Collected data entries
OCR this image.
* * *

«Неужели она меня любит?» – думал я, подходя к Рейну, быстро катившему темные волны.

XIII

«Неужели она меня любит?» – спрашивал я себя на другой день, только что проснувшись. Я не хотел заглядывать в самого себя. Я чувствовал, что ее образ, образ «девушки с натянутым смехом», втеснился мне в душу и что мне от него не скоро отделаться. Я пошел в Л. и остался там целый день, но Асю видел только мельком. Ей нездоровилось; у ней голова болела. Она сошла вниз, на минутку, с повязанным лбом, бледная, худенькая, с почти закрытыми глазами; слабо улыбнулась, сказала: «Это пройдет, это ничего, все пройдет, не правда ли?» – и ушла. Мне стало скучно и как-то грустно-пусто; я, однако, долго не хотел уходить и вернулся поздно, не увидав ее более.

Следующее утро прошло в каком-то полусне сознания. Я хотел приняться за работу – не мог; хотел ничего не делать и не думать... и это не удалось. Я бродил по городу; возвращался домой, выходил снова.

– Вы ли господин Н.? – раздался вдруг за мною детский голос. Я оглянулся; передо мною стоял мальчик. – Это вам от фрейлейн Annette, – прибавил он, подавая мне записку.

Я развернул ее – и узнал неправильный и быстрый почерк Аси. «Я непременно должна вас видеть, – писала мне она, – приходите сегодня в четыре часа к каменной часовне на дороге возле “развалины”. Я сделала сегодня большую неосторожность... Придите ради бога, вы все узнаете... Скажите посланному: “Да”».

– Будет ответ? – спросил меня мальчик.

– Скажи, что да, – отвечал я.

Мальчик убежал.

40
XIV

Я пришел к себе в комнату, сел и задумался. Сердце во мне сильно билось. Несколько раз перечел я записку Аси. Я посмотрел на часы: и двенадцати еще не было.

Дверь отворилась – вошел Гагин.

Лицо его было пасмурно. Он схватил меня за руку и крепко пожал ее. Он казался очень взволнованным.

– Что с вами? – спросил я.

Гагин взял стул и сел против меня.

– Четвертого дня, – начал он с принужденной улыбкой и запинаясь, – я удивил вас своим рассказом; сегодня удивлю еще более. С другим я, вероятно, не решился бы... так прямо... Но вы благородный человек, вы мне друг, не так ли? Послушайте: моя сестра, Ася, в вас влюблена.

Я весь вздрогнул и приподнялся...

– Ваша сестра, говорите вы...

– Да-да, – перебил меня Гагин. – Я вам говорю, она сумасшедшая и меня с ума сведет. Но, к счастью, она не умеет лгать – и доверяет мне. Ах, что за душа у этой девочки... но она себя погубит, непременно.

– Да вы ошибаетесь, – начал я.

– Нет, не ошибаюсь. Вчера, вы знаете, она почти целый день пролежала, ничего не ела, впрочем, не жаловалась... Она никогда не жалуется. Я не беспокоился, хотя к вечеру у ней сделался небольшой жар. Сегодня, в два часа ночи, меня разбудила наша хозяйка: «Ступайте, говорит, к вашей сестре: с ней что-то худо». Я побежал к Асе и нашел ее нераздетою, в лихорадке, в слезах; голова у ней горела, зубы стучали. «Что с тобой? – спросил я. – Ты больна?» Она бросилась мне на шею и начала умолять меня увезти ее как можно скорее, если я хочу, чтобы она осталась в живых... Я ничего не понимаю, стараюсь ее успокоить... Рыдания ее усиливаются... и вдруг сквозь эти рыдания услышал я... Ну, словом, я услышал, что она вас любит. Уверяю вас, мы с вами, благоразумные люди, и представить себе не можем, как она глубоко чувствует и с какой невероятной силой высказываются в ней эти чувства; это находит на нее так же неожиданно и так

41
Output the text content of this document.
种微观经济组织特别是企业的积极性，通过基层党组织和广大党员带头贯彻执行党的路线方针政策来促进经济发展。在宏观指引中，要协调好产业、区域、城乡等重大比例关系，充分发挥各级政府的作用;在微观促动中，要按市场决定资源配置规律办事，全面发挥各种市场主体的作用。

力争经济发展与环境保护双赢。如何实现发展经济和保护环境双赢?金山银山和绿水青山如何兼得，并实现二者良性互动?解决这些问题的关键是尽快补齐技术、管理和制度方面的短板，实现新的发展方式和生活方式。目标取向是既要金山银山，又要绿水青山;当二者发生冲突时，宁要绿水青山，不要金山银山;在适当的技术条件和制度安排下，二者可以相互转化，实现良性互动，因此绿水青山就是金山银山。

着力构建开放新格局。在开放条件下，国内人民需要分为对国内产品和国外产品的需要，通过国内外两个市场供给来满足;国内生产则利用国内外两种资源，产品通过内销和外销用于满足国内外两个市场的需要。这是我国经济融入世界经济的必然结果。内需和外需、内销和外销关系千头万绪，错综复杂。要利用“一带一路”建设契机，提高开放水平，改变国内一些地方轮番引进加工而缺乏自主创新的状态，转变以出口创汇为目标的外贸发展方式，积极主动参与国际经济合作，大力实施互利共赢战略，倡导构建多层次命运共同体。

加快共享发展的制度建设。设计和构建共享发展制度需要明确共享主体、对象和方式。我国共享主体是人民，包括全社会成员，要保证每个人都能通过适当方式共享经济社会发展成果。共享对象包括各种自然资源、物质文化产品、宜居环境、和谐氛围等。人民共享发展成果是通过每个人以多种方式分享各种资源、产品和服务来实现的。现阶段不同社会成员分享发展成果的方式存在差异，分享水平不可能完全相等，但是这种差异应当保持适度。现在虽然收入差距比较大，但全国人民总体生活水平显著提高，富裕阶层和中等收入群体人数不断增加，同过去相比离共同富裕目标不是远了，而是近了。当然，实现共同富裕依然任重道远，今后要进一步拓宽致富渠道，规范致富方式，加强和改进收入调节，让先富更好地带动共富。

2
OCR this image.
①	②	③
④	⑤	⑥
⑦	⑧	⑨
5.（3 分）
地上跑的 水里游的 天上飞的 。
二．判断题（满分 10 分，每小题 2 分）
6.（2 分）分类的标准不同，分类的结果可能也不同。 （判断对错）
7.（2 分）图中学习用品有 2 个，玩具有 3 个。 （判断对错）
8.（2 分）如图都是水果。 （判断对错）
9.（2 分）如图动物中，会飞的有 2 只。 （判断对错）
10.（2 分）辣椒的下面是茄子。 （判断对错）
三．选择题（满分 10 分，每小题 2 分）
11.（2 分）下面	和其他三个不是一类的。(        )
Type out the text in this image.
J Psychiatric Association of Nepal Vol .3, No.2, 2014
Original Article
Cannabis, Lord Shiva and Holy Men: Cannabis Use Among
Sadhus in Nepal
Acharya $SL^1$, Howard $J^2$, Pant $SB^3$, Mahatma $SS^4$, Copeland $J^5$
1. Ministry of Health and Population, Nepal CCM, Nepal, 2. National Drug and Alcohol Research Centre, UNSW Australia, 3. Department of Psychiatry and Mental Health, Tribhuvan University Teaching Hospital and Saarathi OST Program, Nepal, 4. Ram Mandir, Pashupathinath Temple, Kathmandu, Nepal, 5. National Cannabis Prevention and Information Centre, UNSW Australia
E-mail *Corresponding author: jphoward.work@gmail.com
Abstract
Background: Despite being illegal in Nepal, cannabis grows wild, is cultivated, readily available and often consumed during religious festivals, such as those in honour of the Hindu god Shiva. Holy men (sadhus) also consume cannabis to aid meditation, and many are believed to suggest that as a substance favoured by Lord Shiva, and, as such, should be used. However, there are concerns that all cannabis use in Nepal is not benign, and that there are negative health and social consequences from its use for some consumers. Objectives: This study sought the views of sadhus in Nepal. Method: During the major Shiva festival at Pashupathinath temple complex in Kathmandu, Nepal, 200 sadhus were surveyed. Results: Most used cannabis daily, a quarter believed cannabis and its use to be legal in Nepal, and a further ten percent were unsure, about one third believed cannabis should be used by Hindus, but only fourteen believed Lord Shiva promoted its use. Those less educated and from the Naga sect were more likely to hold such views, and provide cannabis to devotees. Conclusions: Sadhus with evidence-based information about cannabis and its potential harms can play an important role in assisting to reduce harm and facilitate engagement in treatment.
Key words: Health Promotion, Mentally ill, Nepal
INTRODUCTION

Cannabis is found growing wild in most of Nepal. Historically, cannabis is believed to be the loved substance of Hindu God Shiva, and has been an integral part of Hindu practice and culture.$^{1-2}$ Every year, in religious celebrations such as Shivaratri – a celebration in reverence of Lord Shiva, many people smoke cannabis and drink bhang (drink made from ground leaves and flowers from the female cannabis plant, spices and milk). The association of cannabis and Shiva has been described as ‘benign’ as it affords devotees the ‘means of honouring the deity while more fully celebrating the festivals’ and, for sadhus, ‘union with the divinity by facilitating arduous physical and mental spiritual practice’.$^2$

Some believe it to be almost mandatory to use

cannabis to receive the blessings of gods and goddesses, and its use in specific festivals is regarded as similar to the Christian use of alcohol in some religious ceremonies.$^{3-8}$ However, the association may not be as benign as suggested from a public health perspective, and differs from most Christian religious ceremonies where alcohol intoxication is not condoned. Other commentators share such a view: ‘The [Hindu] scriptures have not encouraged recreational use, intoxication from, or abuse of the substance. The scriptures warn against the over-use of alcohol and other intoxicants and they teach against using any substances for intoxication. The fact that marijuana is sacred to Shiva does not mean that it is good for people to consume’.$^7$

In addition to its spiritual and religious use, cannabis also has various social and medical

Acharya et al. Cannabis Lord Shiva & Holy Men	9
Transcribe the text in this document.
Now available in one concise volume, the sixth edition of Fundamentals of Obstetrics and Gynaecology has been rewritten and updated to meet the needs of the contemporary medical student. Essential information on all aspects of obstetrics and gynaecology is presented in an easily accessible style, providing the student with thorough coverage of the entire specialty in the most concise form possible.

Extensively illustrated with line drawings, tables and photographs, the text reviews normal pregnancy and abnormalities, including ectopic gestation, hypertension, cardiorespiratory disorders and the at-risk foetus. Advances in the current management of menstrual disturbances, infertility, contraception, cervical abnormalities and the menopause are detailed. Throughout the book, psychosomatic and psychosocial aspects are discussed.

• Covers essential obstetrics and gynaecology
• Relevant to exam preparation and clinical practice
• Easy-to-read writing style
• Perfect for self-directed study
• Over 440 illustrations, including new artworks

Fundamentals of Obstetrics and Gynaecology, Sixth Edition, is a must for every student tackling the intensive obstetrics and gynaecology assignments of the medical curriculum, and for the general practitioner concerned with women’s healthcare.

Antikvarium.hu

=== WORK INSTRUCTIONS ===
Determine how many lines in the listing above hold the string "Fundamentals", then write only the number.

=== TASK OUTPUT ===
2